Stored data
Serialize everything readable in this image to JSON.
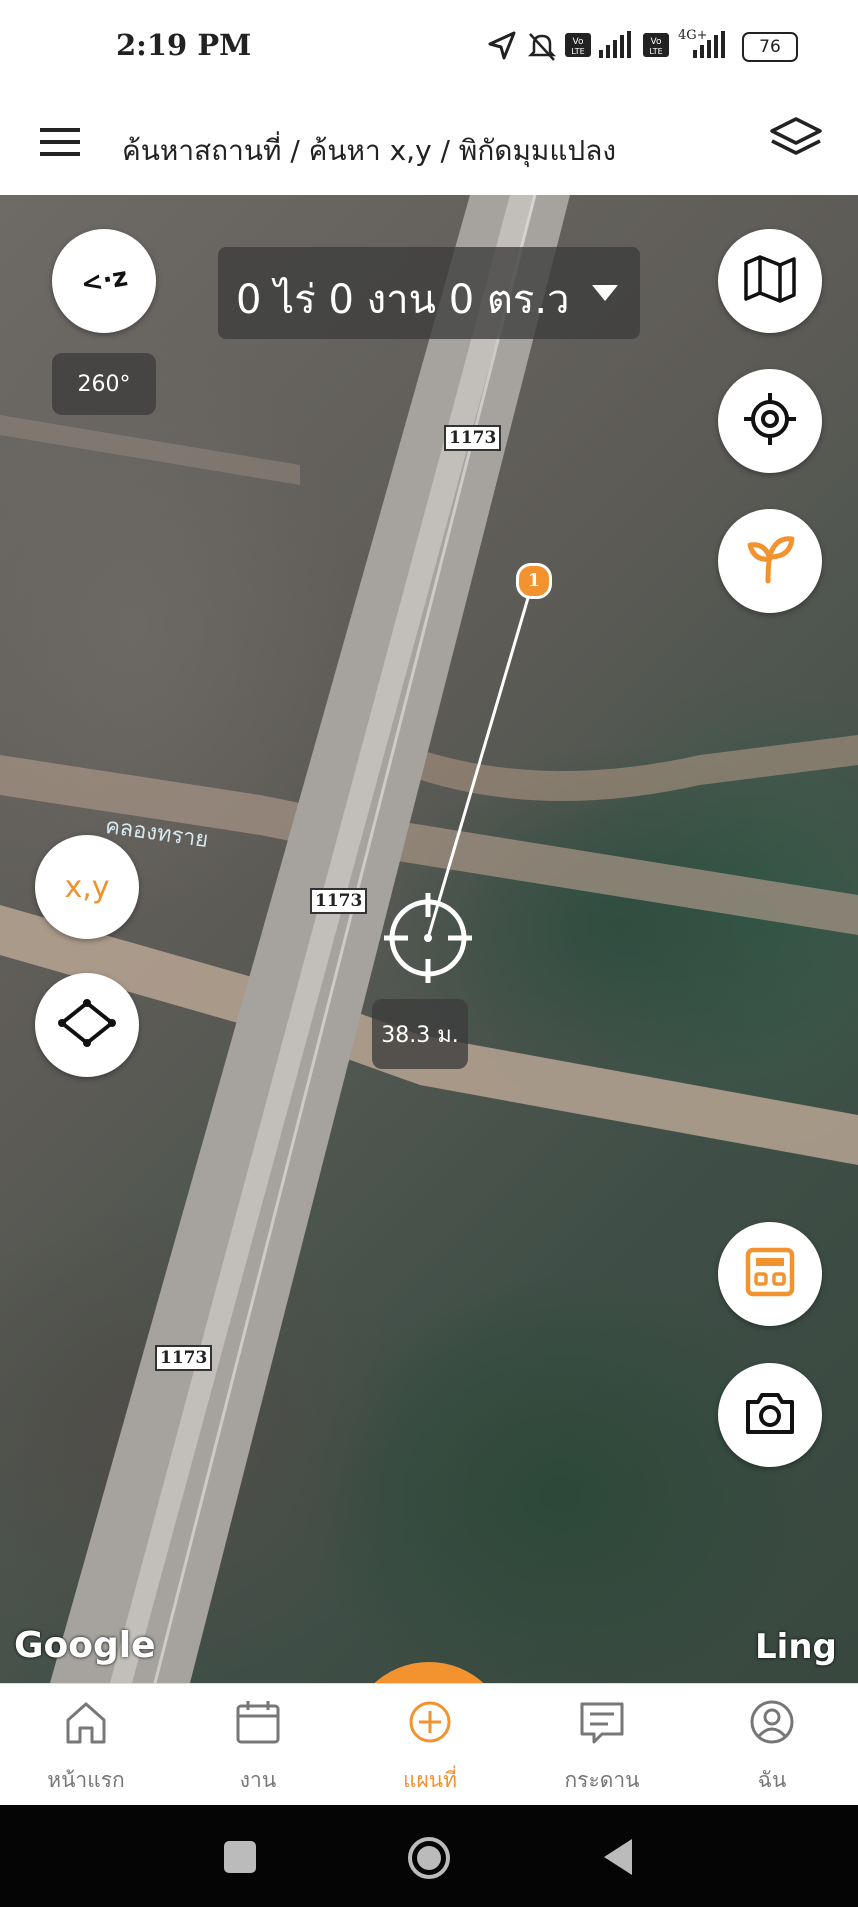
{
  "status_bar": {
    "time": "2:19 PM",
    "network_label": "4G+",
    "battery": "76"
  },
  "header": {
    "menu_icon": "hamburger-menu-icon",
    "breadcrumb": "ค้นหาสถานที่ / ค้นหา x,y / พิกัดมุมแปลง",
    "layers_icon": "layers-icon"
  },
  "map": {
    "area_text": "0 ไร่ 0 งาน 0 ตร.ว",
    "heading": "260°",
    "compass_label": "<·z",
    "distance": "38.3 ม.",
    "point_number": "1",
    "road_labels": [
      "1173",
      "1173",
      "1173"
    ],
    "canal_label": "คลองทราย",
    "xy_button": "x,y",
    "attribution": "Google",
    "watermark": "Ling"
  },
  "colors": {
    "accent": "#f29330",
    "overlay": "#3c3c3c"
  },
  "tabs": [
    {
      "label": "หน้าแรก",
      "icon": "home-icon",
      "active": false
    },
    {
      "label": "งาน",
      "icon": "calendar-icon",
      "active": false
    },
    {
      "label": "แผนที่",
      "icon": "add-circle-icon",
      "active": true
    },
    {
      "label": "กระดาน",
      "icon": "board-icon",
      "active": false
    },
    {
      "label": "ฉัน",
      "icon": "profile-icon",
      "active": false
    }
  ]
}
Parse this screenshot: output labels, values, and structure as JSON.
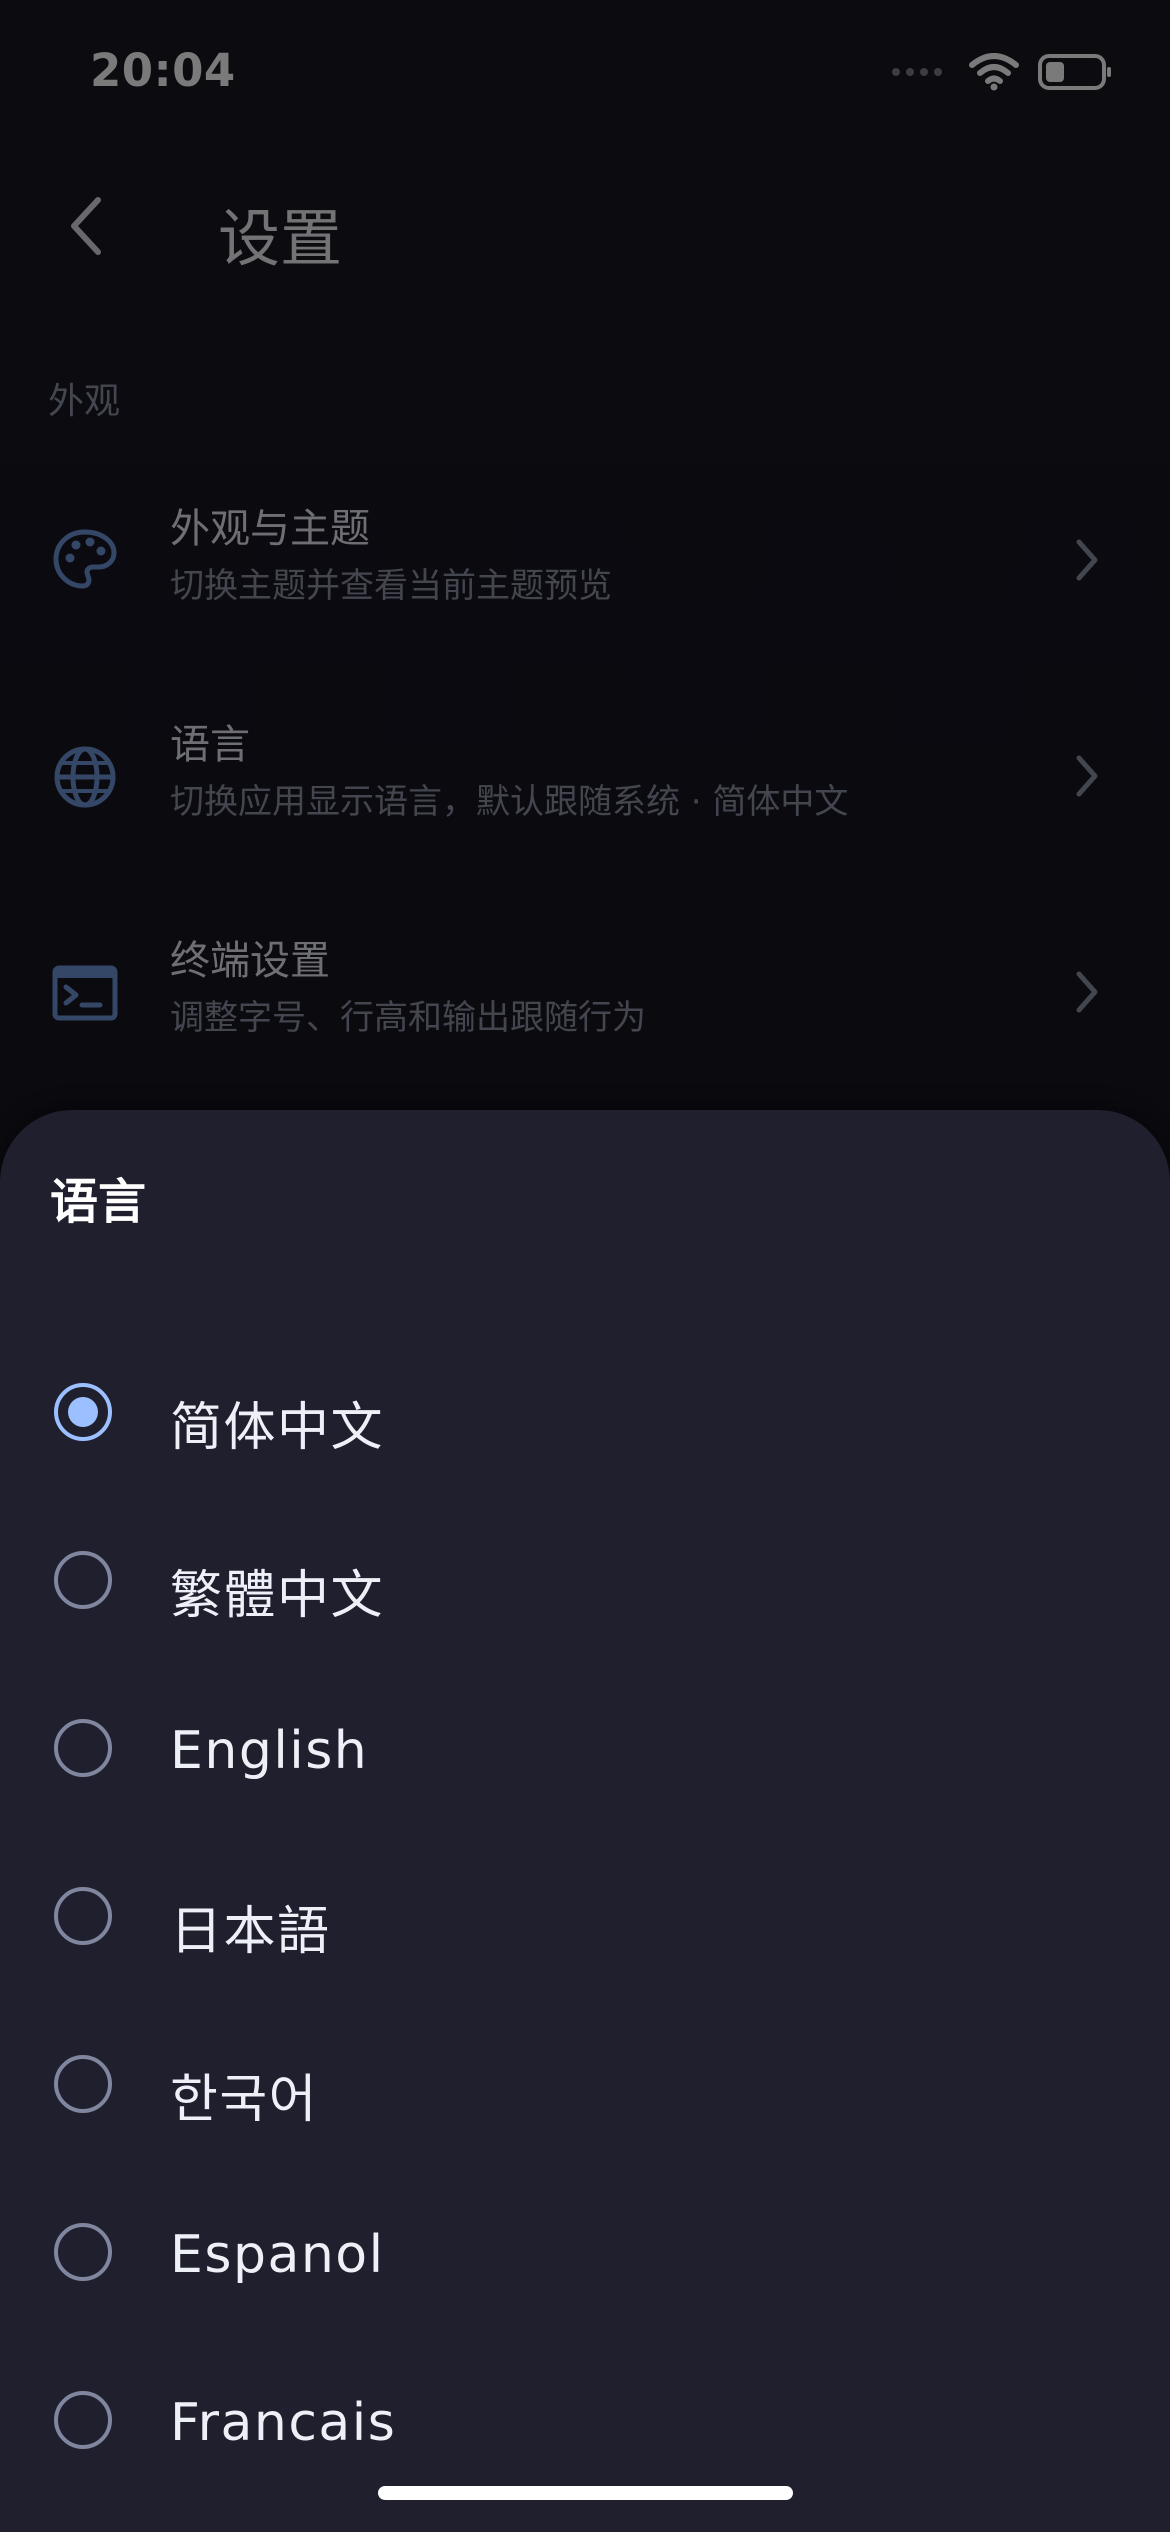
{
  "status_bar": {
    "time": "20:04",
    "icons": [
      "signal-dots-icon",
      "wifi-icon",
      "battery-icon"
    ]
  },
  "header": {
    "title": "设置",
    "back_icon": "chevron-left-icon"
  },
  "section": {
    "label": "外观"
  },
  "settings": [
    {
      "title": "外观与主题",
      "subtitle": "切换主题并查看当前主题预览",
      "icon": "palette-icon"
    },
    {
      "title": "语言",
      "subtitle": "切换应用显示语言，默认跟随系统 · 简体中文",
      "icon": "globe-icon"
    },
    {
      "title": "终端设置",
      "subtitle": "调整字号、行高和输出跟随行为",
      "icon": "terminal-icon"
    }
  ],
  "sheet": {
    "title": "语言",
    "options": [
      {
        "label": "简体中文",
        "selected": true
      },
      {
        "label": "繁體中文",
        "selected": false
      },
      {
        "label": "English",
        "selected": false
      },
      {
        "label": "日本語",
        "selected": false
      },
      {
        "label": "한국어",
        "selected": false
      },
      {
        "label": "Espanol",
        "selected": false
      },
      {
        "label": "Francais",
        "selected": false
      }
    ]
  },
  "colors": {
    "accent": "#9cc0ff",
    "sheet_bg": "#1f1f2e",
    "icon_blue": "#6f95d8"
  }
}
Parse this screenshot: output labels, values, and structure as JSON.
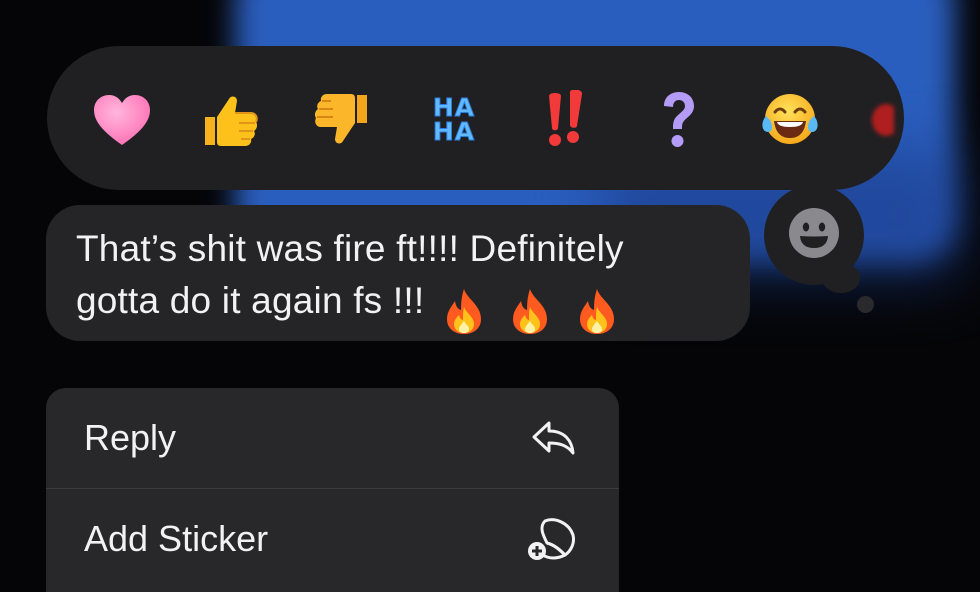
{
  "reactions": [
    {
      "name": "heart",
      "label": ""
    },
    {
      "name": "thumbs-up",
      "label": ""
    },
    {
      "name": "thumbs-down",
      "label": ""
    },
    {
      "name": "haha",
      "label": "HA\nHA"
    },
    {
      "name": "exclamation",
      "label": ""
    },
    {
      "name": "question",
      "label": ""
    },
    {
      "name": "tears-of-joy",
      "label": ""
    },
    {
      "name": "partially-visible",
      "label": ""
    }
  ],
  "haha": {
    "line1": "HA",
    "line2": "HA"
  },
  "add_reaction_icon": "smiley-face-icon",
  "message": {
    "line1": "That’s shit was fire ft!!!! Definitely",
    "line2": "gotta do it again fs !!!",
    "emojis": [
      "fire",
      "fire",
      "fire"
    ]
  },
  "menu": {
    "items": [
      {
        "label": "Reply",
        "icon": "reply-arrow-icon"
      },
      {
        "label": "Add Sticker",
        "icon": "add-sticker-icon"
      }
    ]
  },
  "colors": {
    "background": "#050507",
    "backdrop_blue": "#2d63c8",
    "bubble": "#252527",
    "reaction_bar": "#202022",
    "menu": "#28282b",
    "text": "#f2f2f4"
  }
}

**JOB:** Return the material word for word. Pictures are not part of the copy.

**REPLY:**
Serialize everything readable in this image to JSON.
{
  "status_bar": {
    "time": "2:19 PM",
    "network_label": "4G+",
    "battery": "76"
  },
  "header": {
    "menu_icon": "hamburger-menu-icon",
    "breadcrumb": "ค้นหาสถานที่ / ค้นหา x,y / พิกัดมุมแปลง",
    "layers_icon": "layers-icon"
  },
  "map": {
    "area_text": "0 ไร่ 0 งาน 0 ตร.ว",
    "heading": "260°",
    "compass_label": "<·z",
    "distance": "38.3 ม.",
    "point_number": "1",
    "road_labels": [
      "1173",
      "1173",
      "1173"
    ],
    "canal_label": "คลองทราย",
    "xy_button": "x,y",
    "attribution": "Google",
    "watermark": "Ling"
  },
  "colors": {
    "accent": "#f29330",
    "overlay": "#3c3c3c"
  },
  "tabs": [
    {
      "label": "หน้าแรก",
      "icon": "home-icon",
      "active": false
    },
    {
      "label": "งาน",
      "icon": "calendar-icon",
      "active": false
    },
    {
      "label": "แผนที่",
      "icon": "add-circle-icon",
      "active": true
    },
    {
      "label": "กระดาน",
      "icon": "board-icon",
      "active": false
    },
    {
      "label": "ฉัน",
      "icon": "profile-icon",
      "active": false
    }
  ]
}
Parse this screenshot: output labels, values, and structure as JSON.
{
  "status_bar": {
    "time": "20:04",
    "icons": [
      "signal-dots-icon",
      "wifi-icon",
      "battery-icon"
    ]
  },
  "header": {
    "title": "设置",
    "back_icon": "chevron-left-icon"
  },
  "section": {
    "label": "外观"
  },
  "settings": [
    {
      "title": "外观与主题",
      "subtitle": "切换主题并查看当前主题预览",
      "icon": "palette-icon"
    },
    {
      "title": "语言",
      "subtitle": "切换应用显示语言，默认跟随系统 · 简体中文",
      "icon": "globe-icon"
    },
    {
      "title": "终端设置",
      "subtitle": "调整字号、行高和输出跟随行为",
      "icon": "terminal-icon"
    }
  ],
  "sheet": {
    "title": "语言",
    "options": [
      {
        "label": "简体中文",
        "selected": true
      },
      {
        "label": "繁體中文",
        "selected": false
      },
      {
        "label": "English",
        "selected": false
      },
      {
        "label": "日本語",
        "selected": false
      },
      {
        "label": "한국어",
        "selected": false
      },
      {
        "label": "Espanol",
        "selected": false
      },
      {
        "label": "Francais",
        "selected": false
      }
    ]
  },
  "colors": {
    "accent": "#9cc0ff",
    "sheet_bg": "#1f1f2e",
    "icon_blue": "#6f95d8"
  }
}
Parse this screenshot: output labels, values, and structure as JSON.
{
  "reactions": [
    {
      "name": "heart",
      "label": ""
    },
    {
      "name": "thumbs-up",
      "label": ""
    },
    {
      "name": "thumbs-down",
      "label": ""
    },
    {
      "name": "haha",
      "label": "HA\nHA"
    },
    {
      "name": "exclamation",
      "label": ""
    },
    {
      "name": "question",
      "label": ""
    },
    {
      "name": "tears-of-joy",
      "label": ""
    },
    {
      "name": "partially-visible",
      "label": ""
    }
  ],
  "haha": {
    "line1": "HA",
    "line2": "HA"
  },
  "add_reaction_icon": "smiley-face-icon",
  "message": {
    "line1": "That’s shit was fire ft!!!! Definitely",
    "line2": "gotta do it again fs !!!",
    "emojis": [
      "fire",
      "fire",
      "fire"
    ]
  },
  "menu": {
    "items": [
      {
        "label": "Reply",
        "icon": "reply-arrow-icon"
      },
      {
        "label": "Add Sticker",
        "icon": "add-sticker-icon"
      }
    ]
  },
  "colors": {
    "background": "#050507",
    "backdrop_blue": "#2d63c8",
    "bubble": "#252527",
    "reaction_bar": "#202022",
    "menu": "#28282b",
    "text": "#f2f2f4"
  }
}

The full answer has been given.